▸ **Records for the task**:
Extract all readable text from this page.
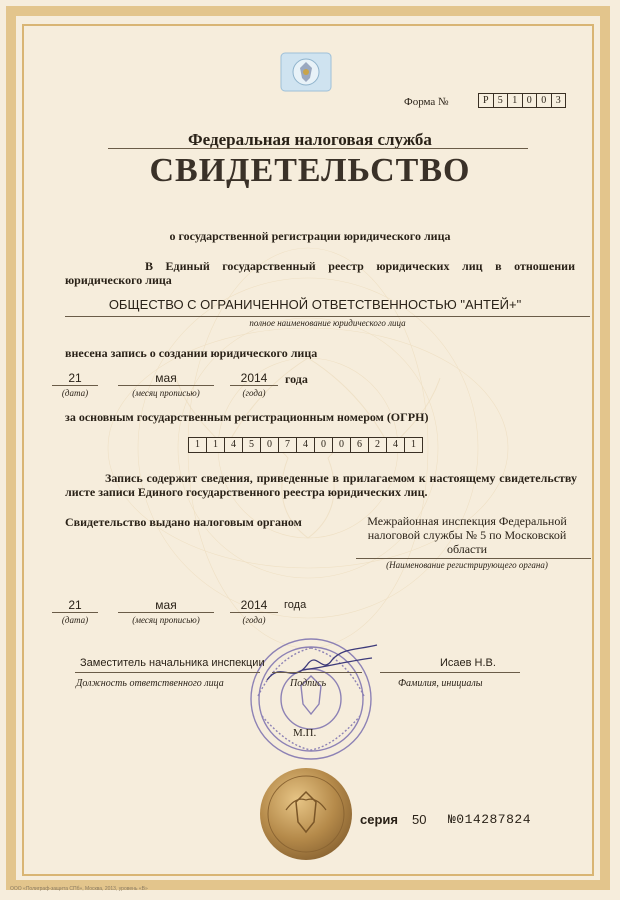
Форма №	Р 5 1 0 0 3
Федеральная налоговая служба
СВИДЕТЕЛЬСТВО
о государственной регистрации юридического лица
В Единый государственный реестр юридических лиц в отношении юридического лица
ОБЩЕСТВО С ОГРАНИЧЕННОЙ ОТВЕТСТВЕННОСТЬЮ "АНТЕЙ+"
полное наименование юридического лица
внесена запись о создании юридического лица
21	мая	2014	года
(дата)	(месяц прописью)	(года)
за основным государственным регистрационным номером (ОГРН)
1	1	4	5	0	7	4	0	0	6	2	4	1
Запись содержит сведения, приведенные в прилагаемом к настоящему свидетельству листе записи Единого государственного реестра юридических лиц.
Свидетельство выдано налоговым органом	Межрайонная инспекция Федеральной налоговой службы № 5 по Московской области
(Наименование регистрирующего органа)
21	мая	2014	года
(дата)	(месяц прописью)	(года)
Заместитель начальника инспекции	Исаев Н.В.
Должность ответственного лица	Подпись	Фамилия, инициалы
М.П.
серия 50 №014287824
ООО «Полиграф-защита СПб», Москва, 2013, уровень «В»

▸ **Written request**: Transcribe every entry word for word, but omit the pictures.

▸ **Response for this exercise**:
Extract all readable text from this page.
Форма №	Р 5 1 0 0 3
Федеральная налоговая служба
СВИДЕТЕЛЬСТВО
о государственной регистрации юридического лица
В Единый государственный реестр юридических лиц в отношении юридического лица
ОБЩЕСТВО С ОГРАНИЧЕННОЙ ОТВЕТСТВЕННОСТЬЮ "АНТЕЙ+"
полное наименование юридического лица
внесена запись о создании юридического лица
21	мая	2014	года
(дата)	(месяц прописью)	(года)
за основным государственным регистрационным номером (ОГРН)
1	1	4	5	0	7	4	0	0	6	2	4	1
Запись содержит сведения, приведенные в прилагаемом к настоящему свидетельству листе записи Единого государственного реестра юридических лиц.
Свидетельство выдано налоговым органом	Межрайонная инспекция Федеральной налоговой службы № 5 по Московской области
(Наименование регистрирующего органа)
21	мая	2014	года
(дата)	(месяц прописью)	(года)
Заместитель начальника инспекции	Исаев Н.В.
Должность ответственного лица	Подпись	Фамилия, инициалы
М.П.
серия 50 №014287824
ООО «Полиграф-защита СПб», Москва, 2013, уровень «В»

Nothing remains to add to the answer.